Al Teatro Studio Uno di Roma in scena, fino al 4 febbraio, Malabrenta, lo spettacolo vincitore del 2° Premio Off dello Stabile del Veneto.

La Banda della Magliana, quella della Comasina, la Mala del Brenta: criminalità organizzata degli anni 80. Il Libanese, il Freddo, il Dandy, Renato Vallanzasca, Felice Maniero: antieroi dei vari Romanzo Criminale, Gli angeli del male, Faccia d’angelo.
Quando la televisione e il cinema trovano un nuovo filone aureo lo consumano fino all’osso. E dal capostipite di Michele Placido, si è via via, negli ultimissimi anni, sviluppata una fiera discendenza: tutti prodotti di alta qualità, con grandi produzioni, bravissimi interpreti, ottime sceneggiature, accurate ricostruzioni e approfonditi studi storici alle spalle. Sempre la stessa però è la chiave di lettura di certi “fenomeni” (lascio fuori Faccia d’angelo, miniserie prodotta da Sky, non ancora andata in onda): la coraggiosa ribellione dei protagonisti a un ordine costituito e la natura “rivoluzionaria” dei loro atti. Di questo se ne è parlato e riparlato, chi attacca, chi difende, chi parla di cattiva influenza sui giovanissimi, chi di realismo cronachistico. Continuare la discussione in questa sede è sterile e fuori luogo. Ma un accenno alla questione è necessario per capire l’incipit dello spettacolo Malabrenta.
Perché proprio da questo si parte: da una mitizzazione dell’antieroe di turno (in questo caso Felice Maniero), ulteriormente enfatizzata dallo sguardo infantile del narratore, molto giovane in questo loro primo incontro.
Il tono leggendario dell’inizio ritorna nel ripercorrere gli eventi e le azioni criminali della banda, nel descrivere la dura legge del codice d’onore, nel motivare le scelte e soprattutto nel raccontare i legami che uniscono i vari personaggi, procedendo con un bel ritmo serrato, incalzante, con una vaga musicalità data dall’accento veneto, scandita dalle varie imprecazioni fra i denti del protagonista: «Ta morti cani».

§ **DATI REGISTRATI**

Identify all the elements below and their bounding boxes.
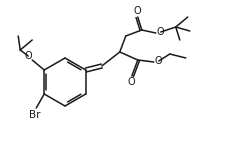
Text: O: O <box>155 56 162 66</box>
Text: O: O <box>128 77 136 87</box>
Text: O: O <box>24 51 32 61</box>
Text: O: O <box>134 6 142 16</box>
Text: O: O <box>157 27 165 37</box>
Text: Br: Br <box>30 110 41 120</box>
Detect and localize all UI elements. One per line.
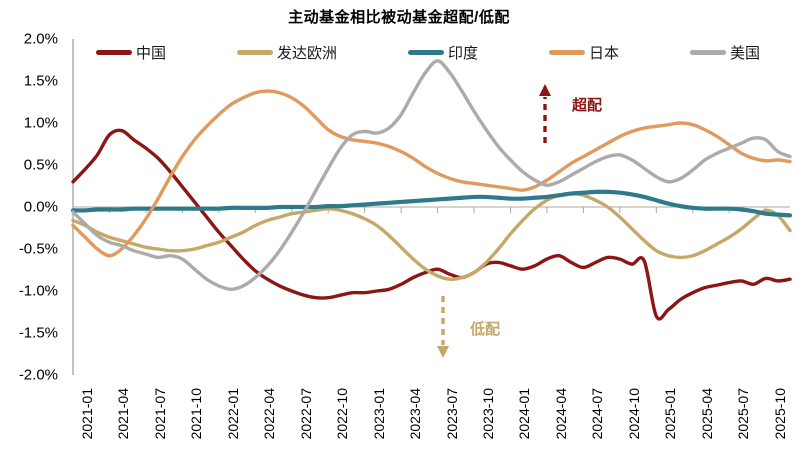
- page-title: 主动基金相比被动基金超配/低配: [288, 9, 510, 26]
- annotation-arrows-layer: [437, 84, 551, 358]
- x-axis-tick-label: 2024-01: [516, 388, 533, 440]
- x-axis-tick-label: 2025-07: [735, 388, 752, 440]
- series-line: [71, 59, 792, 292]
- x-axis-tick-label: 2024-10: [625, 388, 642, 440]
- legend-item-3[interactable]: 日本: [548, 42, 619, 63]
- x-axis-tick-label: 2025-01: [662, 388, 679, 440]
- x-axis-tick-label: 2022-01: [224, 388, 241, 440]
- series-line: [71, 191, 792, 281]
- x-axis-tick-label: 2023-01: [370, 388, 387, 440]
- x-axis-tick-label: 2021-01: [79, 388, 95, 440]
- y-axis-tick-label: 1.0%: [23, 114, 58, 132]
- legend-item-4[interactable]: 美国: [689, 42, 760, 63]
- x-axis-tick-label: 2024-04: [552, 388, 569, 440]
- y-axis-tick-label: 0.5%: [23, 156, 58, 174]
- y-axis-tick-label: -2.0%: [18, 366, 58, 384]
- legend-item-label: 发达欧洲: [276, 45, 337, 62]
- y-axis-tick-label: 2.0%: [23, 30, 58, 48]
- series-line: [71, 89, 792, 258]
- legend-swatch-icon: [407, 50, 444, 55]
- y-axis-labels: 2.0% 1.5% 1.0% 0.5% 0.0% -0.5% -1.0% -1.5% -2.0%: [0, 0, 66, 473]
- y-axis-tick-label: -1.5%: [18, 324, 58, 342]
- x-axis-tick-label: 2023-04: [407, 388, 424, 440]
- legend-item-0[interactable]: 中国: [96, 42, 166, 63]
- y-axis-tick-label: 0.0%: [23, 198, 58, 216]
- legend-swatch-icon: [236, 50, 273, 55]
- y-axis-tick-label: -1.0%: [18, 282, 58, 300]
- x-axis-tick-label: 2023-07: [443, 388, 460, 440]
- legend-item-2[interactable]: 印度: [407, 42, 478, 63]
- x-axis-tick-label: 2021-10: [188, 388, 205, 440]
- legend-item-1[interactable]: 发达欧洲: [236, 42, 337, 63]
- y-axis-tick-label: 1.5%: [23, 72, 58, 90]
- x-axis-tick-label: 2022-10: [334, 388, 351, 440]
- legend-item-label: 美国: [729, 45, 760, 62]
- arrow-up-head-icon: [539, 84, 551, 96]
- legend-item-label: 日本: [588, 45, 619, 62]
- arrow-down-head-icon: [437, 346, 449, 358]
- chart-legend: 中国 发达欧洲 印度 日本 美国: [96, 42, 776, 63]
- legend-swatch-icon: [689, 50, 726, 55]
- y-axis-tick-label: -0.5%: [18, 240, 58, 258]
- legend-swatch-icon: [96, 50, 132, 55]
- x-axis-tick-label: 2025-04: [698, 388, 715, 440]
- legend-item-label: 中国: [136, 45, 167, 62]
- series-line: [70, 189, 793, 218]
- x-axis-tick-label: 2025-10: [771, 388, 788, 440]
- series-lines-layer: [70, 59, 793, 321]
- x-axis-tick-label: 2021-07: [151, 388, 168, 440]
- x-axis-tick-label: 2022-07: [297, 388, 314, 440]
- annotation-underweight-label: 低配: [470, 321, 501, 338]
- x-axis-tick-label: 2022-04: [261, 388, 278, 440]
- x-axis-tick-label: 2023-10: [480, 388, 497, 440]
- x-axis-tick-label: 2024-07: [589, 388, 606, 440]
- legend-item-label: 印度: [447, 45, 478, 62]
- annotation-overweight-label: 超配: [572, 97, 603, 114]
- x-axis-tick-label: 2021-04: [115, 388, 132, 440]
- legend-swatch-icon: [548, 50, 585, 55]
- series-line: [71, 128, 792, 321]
* * *
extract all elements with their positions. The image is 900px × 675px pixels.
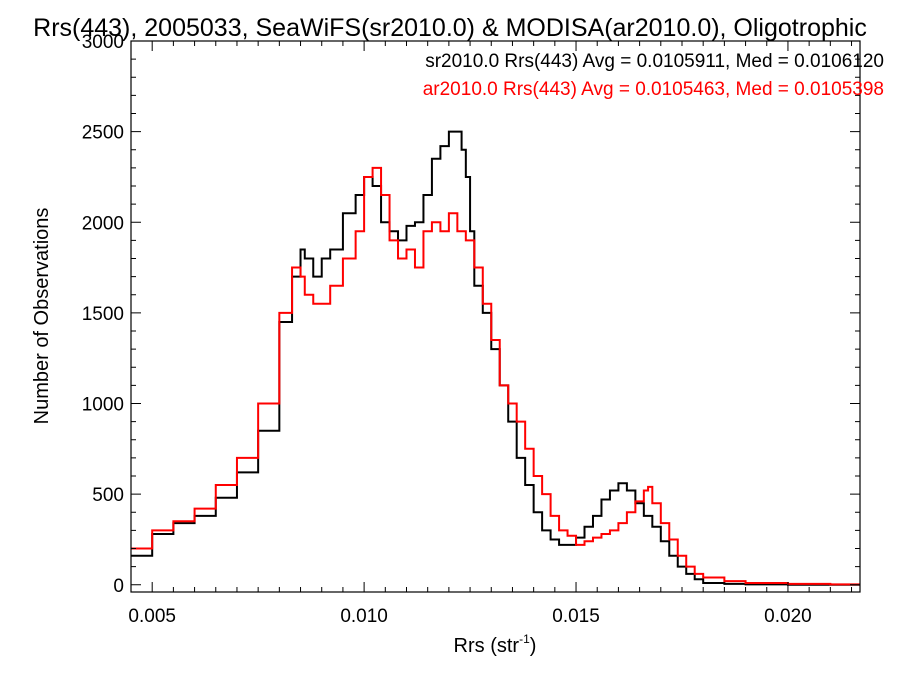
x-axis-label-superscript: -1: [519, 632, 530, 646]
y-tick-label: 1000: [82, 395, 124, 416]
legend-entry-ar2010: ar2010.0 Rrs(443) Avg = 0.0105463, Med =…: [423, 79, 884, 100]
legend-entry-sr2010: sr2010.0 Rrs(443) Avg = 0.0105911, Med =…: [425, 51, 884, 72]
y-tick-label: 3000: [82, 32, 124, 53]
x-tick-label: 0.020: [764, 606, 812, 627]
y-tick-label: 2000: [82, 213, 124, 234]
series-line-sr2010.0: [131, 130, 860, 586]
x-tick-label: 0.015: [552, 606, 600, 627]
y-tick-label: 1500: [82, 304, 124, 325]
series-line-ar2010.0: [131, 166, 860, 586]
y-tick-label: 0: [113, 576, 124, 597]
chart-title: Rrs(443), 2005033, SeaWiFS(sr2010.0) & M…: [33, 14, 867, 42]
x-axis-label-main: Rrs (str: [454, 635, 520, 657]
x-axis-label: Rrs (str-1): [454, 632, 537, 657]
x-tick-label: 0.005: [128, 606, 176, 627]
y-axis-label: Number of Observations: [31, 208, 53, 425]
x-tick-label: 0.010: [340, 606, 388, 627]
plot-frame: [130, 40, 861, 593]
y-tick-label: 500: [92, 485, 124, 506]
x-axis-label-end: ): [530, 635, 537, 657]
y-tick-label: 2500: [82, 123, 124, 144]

§ **CONSEGNA**
Aggiorna il passo del testo su Malabrenta da "Perché proprio da" fino a "loro primo incontro." incluso, sostituendo "narratore" con "protagonista".

§ **RISULTATO CORRETTO**
Perché proprio da questo si parte: da una mitizzazione dell’antieroe di turno (in questo caso Felice Maniero), ulteriormente enfatizzata dallo sguardo infantile del protagonista, molto giovane in questo loro primo incontro.